- **EXERCISE DETAILS**: Rewrite everything from the start of the rows down to and including the line that contains "legend-marker-swatch <box>497 187", changing "series-line" to "trend-line" and keeping the rest unchanged.

Layout element entries
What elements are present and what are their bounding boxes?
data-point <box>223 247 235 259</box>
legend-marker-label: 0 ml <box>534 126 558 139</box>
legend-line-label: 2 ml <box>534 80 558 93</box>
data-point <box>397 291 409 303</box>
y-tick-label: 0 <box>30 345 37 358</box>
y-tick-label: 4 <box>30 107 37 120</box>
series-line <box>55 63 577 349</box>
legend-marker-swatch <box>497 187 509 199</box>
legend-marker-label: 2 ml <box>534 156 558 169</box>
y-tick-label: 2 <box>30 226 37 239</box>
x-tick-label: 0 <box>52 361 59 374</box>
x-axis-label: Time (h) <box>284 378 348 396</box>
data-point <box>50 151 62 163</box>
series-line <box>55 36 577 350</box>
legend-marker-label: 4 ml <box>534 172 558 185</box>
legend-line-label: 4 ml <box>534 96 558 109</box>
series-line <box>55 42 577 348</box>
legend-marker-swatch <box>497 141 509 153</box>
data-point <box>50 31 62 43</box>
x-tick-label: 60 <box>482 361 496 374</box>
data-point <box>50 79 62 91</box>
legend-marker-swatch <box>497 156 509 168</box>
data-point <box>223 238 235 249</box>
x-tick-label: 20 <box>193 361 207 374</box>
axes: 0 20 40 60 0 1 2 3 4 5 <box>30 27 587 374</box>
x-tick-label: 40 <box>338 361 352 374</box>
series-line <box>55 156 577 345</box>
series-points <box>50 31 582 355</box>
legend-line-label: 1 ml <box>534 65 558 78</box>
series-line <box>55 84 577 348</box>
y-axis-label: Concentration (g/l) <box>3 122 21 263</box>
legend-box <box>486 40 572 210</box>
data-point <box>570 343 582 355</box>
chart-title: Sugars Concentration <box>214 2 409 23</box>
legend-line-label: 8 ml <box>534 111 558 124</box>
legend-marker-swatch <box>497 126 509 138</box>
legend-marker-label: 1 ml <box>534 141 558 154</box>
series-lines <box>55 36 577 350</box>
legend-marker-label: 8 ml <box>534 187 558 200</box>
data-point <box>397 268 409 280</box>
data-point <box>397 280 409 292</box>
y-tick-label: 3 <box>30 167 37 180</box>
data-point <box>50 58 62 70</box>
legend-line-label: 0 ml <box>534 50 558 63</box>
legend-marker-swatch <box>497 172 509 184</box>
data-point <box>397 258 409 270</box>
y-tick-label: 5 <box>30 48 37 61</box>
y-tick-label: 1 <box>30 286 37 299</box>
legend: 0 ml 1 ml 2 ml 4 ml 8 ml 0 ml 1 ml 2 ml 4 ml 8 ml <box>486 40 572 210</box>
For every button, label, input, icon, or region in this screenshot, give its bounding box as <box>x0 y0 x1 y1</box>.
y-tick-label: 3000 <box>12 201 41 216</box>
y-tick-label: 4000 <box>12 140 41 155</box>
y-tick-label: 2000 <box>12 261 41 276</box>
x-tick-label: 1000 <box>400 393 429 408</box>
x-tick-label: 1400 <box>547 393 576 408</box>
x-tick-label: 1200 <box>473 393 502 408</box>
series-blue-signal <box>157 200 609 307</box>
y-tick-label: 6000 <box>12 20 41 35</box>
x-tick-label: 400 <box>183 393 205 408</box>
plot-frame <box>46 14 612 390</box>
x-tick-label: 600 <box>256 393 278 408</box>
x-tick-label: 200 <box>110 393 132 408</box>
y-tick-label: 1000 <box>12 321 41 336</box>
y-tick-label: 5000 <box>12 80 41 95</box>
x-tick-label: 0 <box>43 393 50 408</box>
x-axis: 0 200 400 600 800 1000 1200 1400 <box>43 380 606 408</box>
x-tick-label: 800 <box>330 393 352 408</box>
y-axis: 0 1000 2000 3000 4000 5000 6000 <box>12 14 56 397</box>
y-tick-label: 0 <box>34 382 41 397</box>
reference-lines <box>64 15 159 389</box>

- **SOLUTION FOR THIS PROBLEM**:
What elements are present and what are their bounding boxes?
data-point <box>223 247 235 259</box>
legend-marker-label: 0 ml <box>534 126 558 139</box>
legend-line-label: 2 ml <box>534 80 558 93</box>
data-point <box>397 291 409 303</box>
y-tick-label: 0 <box>30 345 37 358</box>
y-tick-label: 4 <box>30 107 37 120</box>
trend-line <box>55 63 577 349</box>
legend-marker-swatch <box>497 187 509 199</box>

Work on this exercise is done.